▶ **What you will do**: Repeat the listing in full, preserving every character.

▶ **Supplied records**:
※ ※ ※

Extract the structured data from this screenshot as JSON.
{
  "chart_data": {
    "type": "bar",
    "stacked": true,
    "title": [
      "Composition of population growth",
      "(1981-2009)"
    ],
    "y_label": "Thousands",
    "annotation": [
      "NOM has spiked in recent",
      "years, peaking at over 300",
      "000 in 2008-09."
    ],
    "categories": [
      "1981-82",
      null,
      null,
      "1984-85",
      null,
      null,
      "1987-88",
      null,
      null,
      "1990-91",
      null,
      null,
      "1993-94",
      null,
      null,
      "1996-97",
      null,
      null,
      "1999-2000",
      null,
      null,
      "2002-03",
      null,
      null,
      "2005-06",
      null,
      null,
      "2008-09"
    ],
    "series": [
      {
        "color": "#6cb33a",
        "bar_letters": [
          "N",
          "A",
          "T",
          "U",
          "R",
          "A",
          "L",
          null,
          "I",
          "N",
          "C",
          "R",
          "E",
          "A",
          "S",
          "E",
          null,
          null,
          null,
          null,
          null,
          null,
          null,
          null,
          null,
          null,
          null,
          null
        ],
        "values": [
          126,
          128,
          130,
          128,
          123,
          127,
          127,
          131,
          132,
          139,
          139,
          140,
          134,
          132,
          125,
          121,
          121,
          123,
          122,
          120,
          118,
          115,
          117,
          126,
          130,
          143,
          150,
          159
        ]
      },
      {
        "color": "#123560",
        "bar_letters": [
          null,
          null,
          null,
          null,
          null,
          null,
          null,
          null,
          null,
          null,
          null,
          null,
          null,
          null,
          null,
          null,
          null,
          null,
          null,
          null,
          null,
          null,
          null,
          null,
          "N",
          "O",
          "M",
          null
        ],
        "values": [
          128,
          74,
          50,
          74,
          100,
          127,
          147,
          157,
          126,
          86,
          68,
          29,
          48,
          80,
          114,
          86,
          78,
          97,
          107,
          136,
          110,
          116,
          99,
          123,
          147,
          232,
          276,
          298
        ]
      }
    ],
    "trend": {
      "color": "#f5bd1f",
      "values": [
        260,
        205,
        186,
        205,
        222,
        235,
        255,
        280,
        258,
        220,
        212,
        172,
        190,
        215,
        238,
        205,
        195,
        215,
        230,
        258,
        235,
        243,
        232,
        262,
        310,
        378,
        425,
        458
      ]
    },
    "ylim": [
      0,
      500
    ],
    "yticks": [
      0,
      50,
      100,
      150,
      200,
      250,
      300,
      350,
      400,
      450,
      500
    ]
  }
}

※ ※ ※

▶ **Solved problem**:
Extract the structured data from this screenshot as JSON.
{
  "chart_data": {
    "type": "bar",
    "stacked": true,
    "title": [
      "Composition of population growth",
      "(1981-2009)"
    ],
    "y_label": "Thousands",
    "annotation": [
      "NOM has spiked in recent",
      "years, peaking at over 300",
      "000 in 2008-09."
    ],
    "categories": [
      "1981-82",
      null,
      null,
      "1984-85",
      null,
      null,
      "1987-88",
      null,
      null,
      "1990-91",
      null,
      null,
      "1993-94",
      null,
      null,
      "1996-97",
      null,
      null,
      "1999-2000",
      null,
      null,
      "2002-03",
      null,
      null,
      "2005-06",
      null,
      null,
      "2008-09"
    ],
    "series": [
      {
        "color": "#6cb33a",
        "bar_letters": [
          "N",
          "A",
          "T",
          "U",
          "R",
          "A",
          "L",
          null,
          "I",
          "N",
          "C",
          "R",
          "E",
          "A",
          "S",
          "E",
          null,
          null,
          null,
          null,
          null,
          null,
          null,
          null,
          null,
          null,
          null,
          null
        ],
        "values": [
          126,
          128,
          130,
          128,
          123,
          127,
          127,
          131,
          132,
          139,
          139,
          140,
          134,
          132,
          125,
          121,
          121,
          123,
          122,
          120,
          118,
          115,
          117,
          126,
          130,
          143,
          150,
          159
        ]
      },
      {
        "color": "#123560",
        "bar_letters": [
          null,
          null,
          null,
          null,
          null,
          null,
          null,
          null,
          null,
          null,
          null,
          null,
          null,
          null,
          null,
          null,
          null,
          null,
          null,
          null,
          null,
          null,
          null,
          null,
          "N",
          "O",
          "M",
          null
        ],
        "values": [
          128,
          74,
          50,
          74,
          100,
          127,
          147,
          157,
          126,
          86,
          68,
          29,
          48,
          80,
          114,
          86,
          78,
          97,
          107,
          136,
          110,
          116,
          99,
          123,
          147,
          232,
          276,
          298
        ]
      }
    ],
    "trend": {
      "color": "#f5bd1f",
      "values": [
        260,
        205,
        186,
        205,
        222,
        235,
        255,
        280,
        258,
        220,
        212,
        172,
        190,
        215,
        238,
        205,
        195,
        215,
        230,
        258,
        235,
        243,
        232,
        262,
        310,
        378,
        425,
        458
      ]
    },
    "ylim": [
      0,
      500
    ],
    "yticks": [
      0,
      50,
      100,
      150,
      200,
      250,
      300,
      350,
      400,
      450,
      500
    ]
  }
}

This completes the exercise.